Exercise: Can you find the lines of the listing that include "Tomato" and copy every one?
## START
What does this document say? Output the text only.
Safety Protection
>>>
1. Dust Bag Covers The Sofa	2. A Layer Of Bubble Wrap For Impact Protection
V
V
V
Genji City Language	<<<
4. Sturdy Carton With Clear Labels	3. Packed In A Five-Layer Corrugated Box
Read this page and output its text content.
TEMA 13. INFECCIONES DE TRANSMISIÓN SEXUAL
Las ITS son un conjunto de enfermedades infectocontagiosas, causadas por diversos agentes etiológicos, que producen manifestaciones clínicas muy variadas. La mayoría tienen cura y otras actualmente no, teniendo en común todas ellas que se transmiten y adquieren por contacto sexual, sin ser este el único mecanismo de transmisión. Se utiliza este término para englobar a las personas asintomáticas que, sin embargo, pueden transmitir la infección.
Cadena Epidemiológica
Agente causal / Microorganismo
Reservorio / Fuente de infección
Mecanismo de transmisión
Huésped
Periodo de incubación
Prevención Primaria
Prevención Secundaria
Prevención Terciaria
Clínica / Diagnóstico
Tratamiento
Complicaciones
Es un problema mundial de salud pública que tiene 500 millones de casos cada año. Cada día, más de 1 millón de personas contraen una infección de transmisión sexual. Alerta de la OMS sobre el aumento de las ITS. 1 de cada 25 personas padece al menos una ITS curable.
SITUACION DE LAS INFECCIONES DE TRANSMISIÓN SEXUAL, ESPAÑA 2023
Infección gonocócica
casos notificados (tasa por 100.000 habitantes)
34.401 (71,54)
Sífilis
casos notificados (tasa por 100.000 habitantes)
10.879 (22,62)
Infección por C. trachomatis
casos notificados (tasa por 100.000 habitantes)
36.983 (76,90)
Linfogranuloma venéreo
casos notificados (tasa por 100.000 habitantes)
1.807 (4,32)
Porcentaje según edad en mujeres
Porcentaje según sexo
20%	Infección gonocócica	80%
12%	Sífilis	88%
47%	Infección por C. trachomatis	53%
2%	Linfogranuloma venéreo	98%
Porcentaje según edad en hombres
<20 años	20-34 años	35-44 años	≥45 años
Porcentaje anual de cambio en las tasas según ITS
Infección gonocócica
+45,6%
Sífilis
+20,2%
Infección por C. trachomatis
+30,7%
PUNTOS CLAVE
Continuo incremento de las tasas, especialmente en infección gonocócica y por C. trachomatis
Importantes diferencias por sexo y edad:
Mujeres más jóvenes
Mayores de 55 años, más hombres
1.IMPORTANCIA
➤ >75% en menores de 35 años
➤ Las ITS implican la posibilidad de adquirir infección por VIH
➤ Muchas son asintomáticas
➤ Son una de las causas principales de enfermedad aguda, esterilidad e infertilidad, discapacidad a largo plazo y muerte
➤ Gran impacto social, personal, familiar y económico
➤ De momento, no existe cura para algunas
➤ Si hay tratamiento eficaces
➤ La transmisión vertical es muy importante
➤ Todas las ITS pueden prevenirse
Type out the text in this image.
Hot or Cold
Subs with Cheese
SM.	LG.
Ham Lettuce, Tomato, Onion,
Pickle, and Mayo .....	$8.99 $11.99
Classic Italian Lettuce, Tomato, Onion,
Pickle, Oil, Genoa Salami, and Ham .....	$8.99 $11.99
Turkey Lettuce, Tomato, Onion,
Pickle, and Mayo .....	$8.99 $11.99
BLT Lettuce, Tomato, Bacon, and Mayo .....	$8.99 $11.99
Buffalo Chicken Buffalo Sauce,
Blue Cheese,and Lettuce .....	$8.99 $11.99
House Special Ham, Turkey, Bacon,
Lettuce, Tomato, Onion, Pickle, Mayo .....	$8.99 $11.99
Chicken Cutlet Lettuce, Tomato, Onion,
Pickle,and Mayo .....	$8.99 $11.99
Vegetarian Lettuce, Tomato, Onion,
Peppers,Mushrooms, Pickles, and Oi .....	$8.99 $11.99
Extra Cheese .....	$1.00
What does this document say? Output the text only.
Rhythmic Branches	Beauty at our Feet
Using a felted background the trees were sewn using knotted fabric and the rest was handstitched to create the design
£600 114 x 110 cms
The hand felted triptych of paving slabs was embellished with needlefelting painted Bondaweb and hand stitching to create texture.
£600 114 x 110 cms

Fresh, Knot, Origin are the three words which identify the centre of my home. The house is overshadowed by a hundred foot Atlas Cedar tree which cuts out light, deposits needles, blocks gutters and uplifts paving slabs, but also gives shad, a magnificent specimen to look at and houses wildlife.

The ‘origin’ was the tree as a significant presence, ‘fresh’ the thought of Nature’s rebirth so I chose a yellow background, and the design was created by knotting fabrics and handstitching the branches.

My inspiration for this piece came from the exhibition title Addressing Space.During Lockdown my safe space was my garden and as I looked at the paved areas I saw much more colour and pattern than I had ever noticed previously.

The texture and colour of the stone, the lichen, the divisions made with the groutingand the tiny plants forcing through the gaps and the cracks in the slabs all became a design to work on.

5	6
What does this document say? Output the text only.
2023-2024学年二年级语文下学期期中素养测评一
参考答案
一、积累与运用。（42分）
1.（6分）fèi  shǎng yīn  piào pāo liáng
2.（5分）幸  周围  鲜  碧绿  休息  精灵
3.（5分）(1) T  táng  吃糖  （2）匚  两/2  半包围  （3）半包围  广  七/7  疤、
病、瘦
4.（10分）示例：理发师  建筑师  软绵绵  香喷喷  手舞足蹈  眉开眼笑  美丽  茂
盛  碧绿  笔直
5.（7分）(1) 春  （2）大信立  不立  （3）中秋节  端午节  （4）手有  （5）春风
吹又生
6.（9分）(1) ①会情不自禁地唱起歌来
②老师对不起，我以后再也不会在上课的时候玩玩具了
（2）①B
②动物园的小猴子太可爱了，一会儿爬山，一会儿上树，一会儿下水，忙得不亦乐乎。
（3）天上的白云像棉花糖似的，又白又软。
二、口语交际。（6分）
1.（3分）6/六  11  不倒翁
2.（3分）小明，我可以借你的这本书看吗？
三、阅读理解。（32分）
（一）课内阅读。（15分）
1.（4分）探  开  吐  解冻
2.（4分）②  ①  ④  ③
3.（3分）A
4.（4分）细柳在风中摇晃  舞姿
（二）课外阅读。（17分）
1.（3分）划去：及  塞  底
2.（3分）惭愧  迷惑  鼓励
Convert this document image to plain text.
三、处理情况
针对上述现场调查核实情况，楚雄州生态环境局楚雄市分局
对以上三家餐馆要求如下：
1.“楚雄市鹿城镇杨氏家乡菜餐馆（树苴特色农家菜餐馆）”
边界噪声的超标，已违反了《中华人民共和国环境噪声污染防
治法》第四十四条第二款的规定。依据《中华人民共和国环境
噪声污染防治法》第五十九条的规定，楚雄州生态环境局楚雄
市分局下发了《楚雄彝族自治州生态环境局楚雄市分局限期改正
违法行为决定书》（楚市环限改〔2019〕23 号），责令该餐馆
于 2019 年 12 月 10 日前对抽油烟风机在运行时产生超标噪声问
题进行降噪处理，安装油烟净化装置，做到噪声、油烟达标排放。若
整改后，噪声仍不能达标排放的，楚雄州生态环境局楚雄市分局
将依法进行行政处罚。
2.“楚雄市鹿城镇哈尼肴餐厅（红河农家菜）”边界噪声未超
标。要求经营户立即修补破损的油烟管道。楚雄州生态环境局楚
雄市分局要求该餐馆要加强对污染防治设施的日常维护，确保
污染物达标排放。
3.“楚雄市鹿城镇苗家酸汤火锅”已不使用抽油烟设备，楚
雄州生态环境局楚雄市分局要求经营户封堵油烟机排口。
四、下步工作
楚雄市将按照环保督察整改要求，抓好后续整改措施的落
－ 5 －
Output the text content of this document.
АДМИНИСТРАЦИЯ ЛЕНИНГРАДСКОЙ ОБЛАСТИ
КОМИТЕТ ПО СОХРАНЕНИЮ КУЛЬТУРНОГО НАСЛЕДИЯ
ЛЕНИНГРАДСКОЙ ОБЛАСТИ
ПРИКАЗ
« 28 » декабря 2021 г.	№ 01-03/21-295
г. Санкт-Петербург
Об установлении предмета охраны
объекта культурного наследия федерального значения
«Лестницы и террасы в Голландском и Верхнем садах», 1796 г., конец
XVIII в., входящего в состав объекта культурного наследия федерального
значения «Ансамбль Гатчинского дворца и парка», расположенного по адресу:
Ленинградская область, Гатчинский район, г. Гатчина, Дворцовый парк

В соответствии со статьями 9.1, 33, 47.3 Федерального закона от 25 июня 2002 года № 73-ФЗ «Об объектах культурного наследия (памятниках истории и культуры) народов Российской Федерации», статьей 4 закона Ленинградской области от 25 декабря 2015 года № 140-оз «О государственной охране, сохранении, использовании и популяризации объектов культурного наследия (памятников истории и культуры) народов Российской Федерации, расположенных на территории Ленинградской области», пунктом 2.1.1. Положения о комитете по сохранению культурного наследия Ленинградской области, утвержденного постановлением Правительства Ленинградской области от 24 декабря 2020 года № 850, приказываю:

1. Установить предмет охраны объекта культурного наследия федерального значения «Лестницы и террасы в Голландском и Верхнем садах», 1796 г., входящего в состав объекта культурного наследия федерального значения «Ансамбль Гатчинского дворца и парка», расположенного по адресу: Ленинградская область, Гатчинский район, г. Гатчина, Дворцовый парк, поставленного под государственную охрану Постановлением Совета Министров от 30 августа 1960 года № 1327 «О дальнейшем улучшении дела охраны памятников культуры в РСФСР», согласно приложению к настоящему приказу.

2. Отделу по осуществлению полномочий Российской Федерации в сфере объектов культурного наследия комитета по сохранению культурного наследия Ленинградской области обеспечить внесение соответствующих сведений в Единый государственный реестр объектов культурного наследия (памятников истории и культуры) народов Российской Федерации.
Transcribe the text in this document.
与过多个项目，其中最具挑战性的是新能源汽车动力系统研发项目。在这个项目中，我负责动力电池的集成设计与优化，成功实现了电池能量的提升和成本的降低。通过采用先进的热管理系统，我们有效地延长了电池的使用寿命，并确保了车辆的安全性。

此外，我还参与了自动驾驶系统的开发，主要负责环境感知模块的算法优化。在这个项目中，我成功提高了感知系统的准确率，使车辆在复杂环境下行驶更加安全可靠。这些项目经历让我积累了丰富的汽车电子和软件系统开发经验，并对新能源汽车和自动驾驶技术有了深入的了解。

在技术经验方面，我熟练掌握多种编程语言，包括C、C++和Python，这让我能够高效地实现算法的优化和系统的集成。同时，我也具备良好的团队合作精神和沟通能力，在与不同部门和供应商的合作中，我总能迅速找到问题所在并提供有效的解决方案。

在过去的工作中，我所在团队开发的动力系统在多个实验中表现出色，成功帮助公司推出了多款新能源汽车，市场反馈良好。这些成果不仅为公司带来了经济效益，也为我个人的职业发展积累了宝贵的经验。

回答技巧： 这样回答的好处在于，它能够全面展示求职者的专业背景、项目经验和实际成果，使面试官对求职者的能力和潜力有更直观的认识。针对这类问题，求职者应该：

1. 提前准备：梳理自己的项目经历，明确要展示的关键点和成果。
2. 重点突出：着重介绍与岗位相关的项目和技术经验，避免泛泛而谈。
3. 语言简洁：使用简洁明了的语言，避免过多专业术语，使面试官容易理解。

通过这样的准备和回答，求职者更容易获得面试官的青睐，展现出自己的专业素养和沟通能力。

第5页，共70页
## END
Solution:
Ham Lettuce, Tomato, Onion,
Classic Italian Lettuce, Tomato, Onion,
Turkey Lettuce, Tomato, Onion,
BLT Lettuce, Tomato, Bacon, and Mayo .....	$8.99 $11.99
Lettuce, Tomato, Onion, Pickle, Mayo .....	$8.99 $11.99
Chicken Cutlet Lettuce, Tomato, Onion,
Vegetarian Lettuce, Tomato, Onion,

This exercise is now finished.